[Extracts from a graphics dataset]

━━━━━━━━━━━━━━━━━━━━━━━━━━━━━━

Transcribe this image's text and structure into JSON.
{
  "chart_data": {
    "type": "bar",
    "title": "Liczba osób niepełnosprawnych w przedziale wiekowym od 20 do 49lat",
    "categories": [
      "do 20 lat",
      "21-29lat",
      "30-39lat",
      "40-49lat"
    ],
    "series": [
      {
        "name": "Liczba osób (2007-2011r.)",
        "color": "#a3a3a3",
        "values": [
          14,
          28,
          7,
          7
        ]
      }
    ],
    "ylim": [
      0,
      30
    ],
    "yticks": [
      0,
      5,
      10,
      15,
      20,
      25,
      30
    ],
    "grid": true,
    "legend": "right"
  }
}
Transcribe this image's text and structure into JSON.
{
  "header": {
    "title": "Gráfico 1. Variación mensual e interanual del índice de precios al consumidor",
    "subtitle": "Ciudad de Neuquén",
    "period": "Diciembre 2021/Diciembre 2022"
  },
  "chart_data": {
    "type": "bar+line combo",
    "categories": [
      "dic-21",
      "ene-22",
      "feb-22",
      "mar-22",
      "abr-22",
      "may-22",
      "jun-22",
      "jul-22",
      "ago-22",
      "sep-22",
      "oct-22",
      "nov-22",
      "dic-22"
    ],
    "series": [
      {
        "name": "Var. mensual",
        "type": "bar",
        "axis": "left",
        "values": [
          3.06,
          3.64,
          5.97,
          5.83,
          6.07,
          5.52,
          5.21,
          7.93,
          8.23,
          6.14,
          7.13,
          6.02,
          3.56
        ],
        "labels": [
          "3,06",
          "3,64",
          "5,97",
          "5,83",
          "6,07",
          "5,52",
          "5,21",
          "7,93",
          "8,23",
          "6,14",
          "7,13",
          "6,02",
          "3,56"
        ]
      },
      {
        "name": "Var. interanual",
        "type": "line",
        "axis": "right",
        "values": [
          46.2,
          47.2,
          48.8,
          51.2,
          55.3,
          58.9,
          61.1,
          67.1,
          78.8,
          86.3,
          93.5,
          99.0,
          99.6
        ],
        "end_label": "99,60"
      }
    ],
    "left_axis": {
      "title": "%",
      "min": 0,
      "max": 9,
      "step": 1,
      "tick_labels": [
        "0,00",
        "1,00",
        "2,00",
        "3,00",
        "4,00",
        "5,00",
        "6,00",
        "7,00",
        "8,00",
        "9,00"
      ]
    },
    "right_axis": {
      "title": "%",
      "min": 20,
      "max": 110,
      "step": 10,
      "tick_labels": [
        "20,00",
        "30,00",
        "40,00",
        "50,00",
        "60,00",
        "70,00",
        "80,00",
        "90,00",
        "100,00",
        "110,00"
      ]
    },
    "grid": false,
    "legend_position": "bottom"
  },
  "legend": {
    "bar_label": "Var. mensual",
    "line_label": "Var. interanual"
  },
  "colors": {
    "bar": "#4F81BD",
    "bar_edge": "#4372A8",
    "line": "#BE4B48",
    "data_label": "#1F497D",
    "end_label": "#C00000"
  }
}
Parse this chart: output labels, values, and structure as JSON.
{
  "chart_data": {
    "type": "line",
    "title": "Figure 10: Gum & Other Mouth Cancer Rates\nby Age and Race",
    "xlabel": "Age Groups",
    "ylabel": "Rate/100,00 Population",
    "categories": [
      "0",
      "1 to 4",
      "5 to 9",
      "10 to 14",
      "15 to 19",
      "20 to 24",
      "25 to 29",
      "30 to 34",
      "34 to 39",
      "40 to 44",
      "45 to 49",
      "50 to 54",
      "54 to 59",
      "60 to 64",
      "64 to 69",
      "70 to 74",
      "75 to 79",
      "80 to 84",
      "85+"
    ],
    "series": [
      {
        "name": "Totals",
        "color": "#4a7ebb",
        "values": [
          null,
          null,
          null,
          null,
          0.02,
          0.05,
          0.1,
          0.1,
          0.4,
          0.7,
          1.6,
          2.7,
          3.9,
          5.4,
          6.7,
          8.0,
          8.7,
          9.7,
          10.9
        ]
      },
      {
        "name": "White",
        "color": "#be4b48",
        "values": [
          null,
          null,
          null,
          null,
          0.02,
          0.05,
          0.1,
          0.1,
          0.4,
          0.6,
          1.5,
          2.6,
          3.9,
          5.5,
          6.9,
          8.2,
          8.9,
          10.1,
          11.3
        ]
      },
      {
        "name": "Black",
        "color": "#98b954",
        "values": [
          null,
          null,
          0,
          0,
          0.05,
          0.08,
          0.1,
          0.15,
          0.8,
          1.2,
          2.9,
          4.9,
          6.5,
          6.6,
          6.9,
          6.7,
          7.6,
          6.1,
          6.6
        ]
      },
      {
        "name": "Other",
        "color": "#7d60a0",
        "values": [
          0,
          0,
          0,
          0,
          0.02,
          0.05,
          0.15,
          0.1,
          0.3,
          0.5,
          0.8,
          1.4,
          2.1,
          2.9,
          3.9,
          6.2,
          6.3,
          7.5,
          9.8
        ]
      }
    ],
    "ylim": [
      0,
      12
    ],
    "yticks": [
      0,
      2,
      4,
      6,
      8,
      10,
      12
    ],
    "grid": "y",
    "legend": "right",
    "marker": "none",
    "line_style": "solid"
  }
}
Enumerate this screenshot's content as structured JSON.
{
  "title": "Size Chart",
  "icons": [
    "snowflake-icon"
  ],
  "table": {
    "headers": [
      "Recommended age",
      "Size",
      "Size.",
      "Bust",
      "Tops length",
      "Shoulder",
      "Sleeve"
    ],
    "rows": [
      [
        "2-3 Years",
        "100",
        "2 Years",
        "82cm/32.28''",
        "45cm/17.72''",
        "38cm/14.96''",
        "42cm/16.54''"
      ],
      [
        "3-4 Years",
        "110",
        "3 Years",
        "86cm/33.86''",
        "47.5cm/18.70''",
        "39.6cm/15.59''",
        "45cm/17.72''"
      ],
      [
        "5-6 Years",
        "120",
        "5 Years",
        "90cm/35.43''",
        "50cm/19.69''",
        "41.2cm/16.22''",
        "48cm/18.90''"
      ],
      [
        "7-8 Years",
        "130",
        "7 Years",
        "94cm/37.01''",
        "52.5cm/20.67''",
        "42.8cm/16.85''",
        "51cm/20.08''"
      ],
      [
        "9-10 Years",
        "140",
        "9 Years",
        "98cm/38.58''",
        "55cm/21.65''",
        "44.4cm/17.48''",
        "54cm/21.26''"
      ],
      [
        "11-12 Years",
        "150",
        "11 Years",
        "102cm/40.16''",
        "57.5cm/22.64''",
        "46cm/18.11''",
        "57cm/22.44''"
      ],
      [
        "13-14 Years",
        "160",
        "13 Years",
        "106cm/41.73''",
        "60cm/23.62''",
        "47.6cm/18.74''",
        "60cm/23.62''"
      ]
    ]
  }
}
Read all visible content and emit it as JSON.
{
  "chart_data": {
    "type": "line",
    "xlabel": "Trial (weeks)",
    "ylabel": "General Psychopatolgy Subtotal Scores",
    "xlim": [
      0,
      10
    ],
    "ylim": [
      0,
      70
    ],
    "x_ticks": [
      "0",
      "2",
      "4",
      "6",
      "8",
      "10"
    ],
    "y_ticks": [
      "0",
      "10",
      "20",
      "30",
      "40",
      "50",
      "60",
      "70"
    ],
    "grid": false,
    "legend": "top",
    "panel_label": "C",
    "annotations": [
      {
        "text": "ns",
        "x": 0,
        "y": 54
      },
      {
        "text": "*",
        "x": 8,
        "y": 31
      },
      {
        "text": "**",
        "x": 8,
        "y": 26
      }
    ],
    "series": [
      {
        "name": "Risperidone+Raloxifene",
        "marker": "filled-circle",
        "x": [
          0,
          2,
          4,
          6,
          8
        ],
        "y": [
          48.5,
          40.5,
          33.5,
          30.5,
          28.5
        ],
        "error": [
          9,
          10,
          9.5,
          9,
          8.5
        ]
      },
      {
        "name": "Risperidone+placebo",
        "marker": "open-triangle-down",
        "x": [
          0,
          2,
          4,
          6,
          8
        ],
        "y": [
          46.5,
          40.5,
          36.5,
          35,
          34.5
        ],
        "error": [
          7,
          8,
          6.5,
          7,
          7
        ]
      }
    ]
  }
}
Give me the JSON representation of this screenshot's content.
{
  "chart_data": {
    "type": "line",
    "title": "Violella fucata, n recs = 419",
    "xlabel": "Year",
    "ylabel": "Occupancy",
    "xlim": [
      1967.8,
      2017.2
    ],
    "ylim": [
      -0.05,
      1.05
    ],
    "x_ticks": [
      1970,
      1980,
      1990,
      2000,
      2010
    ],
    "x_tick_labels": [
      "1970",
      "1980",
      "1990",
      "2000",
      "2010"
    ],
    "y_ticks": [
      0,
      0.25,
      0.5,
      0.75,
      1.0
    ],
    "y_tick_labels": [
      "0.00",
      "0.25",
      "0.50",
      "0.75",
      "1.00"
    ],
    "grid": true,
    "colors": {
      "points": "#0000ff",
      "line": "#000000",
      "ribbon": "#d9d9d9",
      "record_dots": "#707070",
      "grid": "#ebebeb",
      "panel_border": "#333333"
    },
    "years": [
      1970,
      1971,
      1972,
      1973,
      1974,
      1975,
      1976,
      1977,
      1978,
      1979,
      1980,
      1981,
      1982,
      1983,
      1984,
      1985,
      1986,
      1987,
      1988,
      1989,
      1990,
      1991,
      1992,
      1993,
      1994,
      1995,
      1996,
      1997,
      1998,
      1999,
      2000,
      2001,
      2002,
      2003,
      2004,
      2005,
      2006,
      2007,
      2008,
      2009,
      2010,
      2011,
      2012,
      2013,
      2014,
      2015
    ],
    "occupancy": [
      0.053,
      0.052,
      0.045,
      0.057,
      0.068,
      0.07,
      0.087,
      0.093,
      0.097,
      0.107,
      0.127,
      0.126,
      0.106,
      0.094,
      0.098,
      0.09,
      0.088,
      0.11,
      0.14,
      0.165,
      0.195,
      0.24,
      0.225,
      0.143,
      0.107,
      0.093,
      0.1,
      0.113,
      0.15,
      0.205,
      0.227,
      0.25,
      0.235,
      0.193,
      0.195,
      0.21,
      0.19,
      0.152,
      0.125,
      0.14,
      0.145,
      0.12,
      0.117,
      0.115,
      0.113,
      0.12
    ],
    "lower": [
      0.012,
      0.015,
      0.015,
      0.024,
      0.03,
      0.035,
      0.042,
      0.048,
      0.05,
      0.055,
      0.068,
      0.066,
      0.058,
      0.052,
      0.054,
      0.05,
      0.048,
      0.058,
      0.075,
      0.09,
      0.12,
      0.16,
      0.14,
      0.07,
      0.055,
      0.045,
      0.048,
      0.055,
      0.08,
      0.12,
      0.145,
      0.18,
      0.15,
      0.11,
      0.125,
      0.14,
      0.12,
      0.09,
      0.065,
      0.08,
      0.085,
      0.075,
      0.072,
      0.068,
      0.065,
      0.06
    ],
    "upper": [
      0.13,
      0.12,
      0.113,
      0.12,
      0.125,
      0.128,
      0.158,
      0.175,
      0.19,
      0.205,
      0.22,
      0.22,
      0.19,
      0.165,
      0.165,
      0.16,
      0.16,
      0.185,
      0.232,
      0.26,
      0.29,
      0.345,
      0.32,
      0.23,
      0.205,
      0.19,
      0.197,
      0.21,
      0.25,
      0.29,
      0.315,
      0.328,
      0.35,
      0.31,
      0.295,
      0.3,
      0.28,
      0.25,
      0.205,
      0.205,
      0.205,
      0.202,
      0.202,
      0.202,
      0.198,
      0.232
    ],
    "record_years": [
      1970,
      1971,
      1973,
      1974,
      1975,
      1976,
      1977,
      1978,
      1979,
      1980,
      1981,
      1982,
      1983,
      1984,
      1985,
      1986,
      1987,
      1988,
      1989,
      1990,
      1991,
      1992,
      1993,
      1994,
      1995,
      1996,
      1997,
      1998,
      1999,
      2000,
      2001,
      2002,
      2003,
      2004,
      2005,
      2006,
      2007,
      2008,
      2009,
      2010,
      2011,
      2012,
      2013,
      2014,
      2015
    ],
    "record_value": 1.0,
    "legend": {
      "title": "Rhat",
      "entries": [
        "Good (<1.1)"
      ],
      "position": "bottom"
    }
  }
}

━━━━━━━━━━━━━━━━━━━━━━━━━━━━━━

▶ What needs to be done: For each line of the entries that includes "type", show that line.

▶ Written reply:
    "type": "bar",
    "type": "bar+line combo",
        "type": "bar",
        "type": "line",
    "type": "line",
    "type": "line",
    "type": "line",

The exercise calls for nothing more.